TASK: Search the material below for the string "rating" and list each line that holds it.

EXERCISE INPUT:
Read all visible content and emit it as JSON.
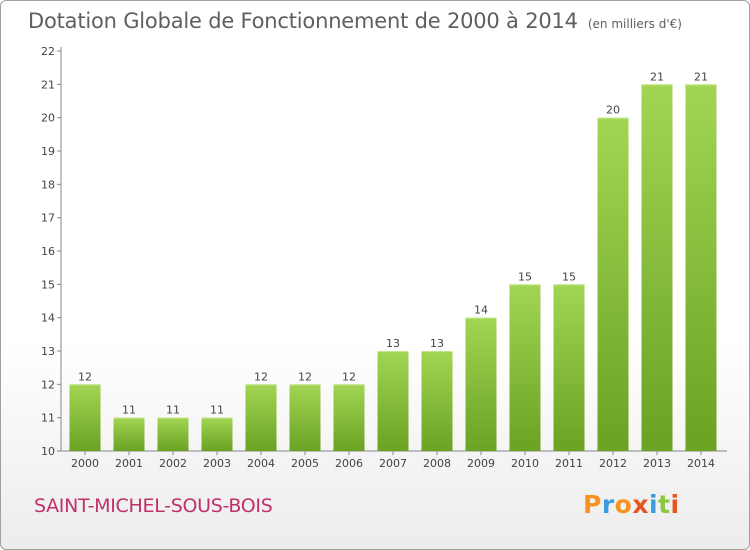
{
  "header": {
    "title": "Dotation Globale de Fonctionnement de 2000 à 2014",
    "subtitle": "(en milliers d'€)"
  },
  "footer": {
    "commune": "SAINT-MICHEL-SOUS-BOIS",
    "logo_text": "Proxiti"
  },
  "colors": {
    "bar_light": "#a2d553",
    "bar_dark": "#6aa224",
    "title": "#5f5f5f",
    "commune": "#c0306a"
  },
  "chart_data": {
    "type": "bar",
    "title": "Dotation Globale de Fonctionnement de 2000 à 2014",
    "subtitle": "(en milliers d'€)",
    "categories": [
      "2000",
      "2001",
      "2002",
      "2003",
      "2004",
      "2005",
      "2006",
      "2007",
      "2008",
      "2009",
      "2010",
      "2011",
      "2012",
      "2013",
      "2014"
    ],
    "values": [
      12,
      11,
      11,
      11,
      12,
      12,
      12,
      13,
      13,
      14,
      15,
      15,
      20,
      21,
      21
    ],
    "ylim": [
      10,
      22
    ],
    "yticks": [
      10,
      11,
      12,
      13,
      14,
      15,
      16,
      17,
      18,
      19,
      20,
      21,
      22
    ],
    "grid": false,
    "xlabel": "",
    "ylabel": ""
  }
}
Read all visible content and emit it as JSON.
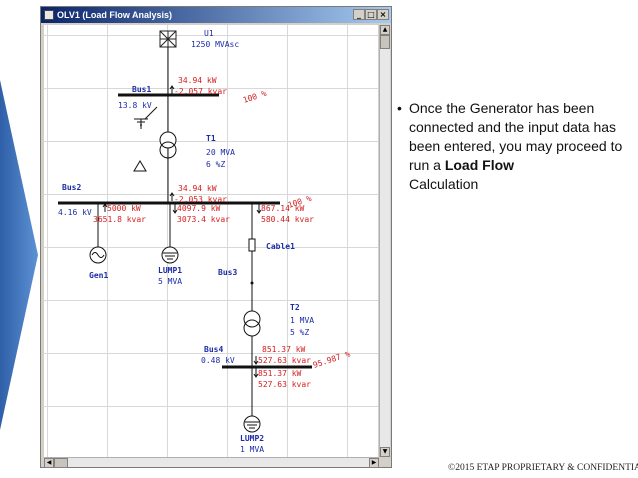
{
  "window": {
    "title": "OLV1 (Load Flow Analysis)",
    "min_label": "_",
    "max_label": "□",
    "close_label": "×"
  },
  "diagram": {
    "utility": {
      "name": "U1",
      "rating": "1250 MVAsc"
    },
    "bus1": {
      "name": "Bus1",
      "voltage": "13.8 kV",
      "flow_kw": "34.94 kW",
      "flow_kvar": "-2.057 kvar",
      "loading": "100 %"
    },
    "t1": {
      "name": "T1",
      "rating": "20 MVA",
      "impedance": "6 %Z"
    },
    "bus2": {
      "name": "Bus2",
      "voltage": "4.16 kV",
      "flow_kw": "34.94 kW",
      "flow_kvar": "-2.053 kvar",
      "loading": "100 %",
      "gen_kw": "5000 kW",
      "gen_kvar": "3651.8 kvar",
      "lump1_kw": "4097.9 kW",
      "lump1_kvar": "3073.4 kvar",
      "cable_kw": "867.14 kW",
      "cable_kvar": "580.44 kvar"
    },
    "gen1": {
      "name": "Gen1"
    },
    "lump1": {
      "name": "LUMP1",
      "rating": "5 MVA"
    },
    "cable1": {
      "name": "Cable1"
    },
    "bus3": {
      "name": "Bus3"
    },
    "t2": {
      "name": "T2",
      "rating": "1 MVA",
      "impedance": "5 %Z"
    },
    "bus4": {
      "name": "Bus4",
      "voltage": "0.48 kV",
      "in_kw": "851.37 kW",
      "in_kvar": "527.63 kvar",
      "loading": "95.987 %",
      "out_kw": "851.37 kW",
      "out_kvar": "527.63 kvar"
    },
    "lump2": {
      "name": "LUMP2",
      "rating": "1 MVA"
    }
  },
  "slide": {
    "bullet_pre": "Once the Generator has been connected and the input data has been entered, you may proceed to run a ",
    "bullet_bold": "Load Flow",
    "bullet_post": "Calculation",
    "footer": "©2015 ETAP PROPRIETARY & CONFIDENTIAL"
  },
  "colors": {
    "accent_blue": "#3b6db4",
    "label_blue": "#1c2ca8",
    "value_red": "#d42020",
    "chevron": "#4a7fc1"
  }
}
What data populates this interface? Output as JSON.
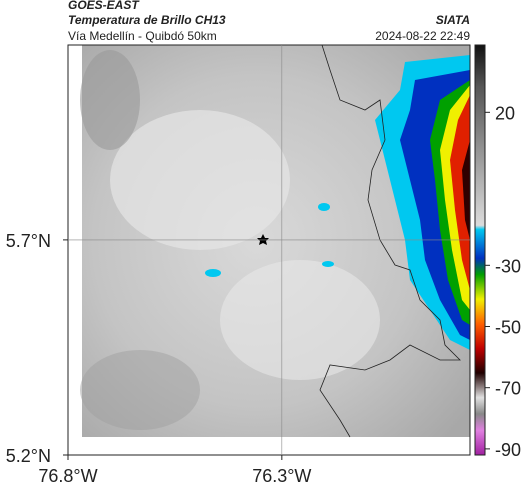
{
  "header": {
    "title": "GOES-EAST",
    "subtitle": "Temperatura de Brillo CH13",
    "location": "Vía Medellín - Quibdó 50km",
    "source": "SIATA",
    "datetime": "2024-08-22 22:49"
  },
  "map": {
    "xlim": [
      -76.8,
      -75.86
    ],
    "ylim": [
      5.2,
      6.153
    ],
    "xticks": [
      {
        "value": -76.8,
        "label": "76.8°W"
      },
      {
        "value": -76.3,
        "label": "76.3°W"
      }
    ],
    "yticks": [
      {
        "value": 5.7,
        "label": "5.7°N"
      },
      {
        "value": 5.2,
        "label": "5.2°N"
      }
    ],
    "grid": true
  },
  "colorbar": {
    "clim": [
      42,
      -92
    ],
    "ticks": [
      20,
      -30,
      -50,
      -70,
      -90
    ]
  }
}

EXERCISE RESPONSE:
      "rating": "1250 MVAsc"
      "rating": "20 MVA",
      "rating": "5 MVA"
      "rating": "1 MVA",
      "rating": "1 MVA"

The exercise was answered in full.